## Task set
[1] Repeat the excerpted passage word for word from "By Megan McArdle" up to and including "they are now.".
[2] In the excerpted passage, condense the paragraph beginning "But on average, the 20th century, with its Federal reserve" into a short bulleted list that keeps its main facts.

## Excerpted passage
While working at Ground Zero, Megan started Live From the WTC, a blog focused on economics, business, and cooking. She may or may not have been the first major economics blogger, depending on whether we are allowed to throw outlying variables such as Brad Delong out of the set. From there it was but a few steps down the slippery slope to freelance journalism. She has worked in various capacities for The Economist, where she wrote about economics and oversaw the founding of Free Exchange, the magazine's economics blog. She has also maintained her own blog, Asymmetrical Information, which moved to The Atlantic, along with its owner, in August 2007.

Megan holds a bachelor's degree in English literature from the University of Pennsylvania and an M.B.A. from the University of Chicago. After a lifetime as a New Yorker, she now resides in northwest Washington, D.C., where she is still trying to figure out what one does with an apartment larger than 400 square feet.

The good old days weren't always good, and tomorrow ain't as bad as it seems

By Megan McArdle
Dec 19 2007, 7:09 PM ET Comment

As I believe Will Rogers once said, it ain't what we don't know that kills us; it's what we do know that ain't so. One of the reasons behind affection for the gold standard is the erroneous belief that during the era of the gold standard, the economy grew much faster than it does now.

Well, sometimes it did. It also shrank much faster than it does now. Under private or semi-private money, the economy tends to be much more volatile.

But on average, if you compare the two centuries, as I did using what primitive growth data we have for the 19th century, you'll see that there were spectacular years of China-style growth, but even more spectacular years of contraction. Recessions tended to be much longer, deeper, and more frequent than they are now.

But on average, the 20th century, with its Federal reserve and its fiat currency, grew not only more smoothly, but on average faster than the 19th. In 1800, real per-capita GDP was $1200 or thereabouts; at the turn of the 20th century, it was a little less than $5,000, a roughly fourfold increase. By comparison, between 1900 and 2000 real per-capita GDP went from $4,921 to $34,775, a sevenfold increase. Even if we chop off the first half of the 19th century, to put us squarely in the industrial revolution, 20th century growth still looks better. If fiat money is killing us economically, it's sure a slow-acting poison.

## Supplied data
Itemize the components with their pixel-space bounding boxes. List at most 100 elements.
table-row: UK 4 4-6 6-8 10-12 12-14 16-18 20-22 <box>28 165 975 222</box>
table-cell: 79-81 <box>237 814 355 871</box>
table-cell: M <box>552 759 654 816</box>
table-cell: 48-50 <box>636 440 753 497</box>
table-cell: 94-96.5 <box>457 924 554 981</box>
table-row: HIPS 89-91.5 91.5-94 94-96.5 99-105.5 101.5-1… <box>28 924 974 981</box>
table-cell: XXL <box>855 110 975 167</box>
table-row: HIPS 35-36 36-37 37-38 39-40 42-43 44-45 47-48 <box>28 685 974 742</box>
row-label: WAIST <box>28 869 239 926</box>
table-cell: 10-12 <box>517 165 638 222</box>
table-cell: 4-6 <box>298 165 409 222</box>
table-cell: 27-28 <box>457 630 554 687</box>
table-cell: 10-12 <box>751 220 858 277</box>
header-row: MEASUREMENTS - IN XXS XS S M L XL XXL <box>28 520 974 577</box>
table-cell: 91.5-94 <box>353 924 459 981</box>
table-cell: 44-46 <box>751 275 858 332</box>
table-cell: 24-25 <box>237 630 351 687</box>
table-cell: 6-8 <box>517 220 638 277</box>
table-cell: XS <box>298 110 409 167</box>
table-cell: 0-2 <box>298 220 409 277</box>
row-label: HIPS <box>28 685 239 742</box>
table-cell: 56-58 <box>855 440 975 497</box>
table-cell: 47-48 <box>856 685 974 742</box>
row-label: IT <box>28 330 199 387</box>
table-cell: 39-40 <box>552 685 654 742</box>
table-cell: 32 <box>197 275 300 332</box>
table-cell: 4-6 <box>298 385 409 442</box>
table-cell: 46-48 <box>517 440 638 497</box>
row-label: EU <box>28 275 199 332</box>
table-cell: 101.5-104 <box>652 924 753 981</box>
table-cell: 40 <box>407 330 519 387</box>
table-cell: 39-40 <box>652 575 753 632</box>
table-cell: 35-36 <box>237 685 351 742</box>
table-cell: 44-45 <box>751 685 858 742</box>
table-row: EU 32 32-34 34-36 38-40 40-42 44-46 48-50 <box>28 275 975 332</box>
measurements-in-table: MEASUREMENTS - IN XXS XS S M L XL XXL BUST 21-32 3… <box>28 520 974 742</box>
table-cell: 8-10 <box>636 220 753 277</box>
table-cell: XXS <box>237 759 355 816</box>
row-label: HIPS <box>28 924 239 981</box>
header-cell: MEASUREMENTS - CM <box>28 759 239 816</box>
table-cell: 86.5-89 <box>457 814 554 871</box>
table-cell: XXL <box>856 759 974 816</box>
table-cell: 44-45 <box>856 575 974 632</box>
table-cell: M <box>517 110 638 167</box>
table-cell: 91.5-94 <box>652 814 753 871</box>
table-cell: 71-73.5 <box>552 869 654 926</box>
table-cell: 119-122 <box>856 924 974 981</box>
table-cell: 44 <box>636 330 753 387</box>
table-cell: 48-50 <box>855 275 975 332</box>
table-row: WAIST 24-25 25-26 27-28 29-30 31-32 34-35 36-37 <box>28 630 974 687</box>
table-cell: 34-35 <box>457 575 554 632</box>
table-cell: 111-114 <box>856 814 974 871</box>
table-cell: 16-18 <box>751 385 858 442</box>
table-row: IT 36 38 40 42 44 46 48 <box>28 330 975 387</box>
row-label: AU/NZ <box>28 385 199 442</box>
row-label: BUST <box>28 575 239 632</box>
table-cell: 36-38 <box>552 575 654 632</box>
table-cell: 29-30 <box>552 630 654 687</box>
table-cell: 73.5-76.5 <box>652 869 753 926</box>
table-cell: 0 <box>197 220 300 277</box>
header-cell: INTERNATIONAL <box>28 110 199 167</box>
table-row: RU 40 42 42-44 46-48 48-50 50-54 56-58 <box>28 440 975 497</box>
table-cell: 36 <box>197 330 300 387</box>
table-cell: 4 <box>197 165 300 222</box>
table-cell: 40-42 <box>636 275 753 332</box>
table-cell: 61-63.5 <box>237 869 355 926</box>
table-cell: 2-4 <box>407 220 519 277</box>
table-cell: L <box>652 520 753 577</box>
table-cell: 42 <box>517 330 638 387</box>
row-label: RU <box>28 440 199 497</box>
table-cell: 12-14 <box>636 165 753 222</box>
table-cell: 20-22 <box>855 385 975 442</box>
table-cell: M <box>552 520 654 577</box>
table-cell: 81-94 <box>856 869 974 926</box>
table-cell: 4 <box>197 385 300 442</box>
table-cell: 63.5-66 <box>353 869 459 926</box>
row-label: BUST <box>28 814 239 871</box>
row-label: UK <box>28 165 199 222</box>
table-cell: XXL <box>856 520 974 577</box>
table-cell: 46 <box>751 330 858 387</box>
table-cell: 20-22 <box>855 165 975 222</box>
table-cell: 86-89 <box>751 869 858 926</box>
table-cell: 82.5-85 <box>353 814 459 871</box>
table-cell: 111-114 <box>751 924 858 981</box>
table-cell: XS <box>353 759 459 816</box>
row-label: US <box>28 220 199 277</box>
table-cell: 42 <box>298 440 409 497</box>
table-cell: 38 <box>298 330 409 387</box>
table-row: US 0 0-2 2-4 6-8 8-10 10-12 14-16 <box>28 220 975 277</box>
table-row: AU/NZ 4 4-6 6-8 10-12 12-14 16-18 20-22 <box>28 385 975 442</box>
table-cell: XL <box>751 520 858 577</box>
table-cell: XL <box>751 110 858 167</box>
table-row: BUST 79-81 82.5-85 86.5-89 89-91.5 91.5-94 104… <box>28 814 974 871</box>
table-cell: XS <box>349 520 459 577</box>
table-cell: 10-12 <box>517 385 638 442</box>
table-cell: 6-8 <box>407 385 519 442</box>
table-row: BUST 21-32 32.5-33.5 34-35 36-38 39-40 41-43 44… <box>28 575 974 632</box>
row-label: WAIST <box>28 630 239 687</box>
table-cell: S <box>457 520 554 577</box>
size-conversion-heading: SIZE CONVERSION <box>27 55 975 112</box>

## The solutions
[1]
By Megan McArdle
Dec 19 2007, 7:09 PM ET Comment

As I believe Will Rogers once said, it ain't what we don't know that kills us; it's what we do know that ain't so. One of the reasons behind affection for the gold standard is the erroneous belief that during the era of the gold standard, the economy grew much faster than it does now.

Well, sometimes it did. It also shrank much faster than it does now. Under private or semi-private money, the economy tends to be much more volatile.

But on average, if you compare the two centuries, as I did using what primitive growth data we have for the 19th century, you'll see that there were spectacular years of China-style growth, but even more spectacular years of contraction. Recessions tended to be much longer, deeper, and more frequent than they are now.

[2]
- The 20th century, with its Federal Reserve and fiat currency, grew more smoothly and, on average, faster than the 19th.
- Real per-capita GDP went from about $1,200 in 1800 to a little under $5,000 at the turn of the 20th century, roughly a fourfold increase.
- Between 1900 and 2000 it went from $4,921 to $34,775, a sevenfold increase.
- Even without the first half of the 19th century, leaving only the industrial revolution years, 20th-century growth still looks better.
- If fiat money is harming the economy, it is a slow-acting poison.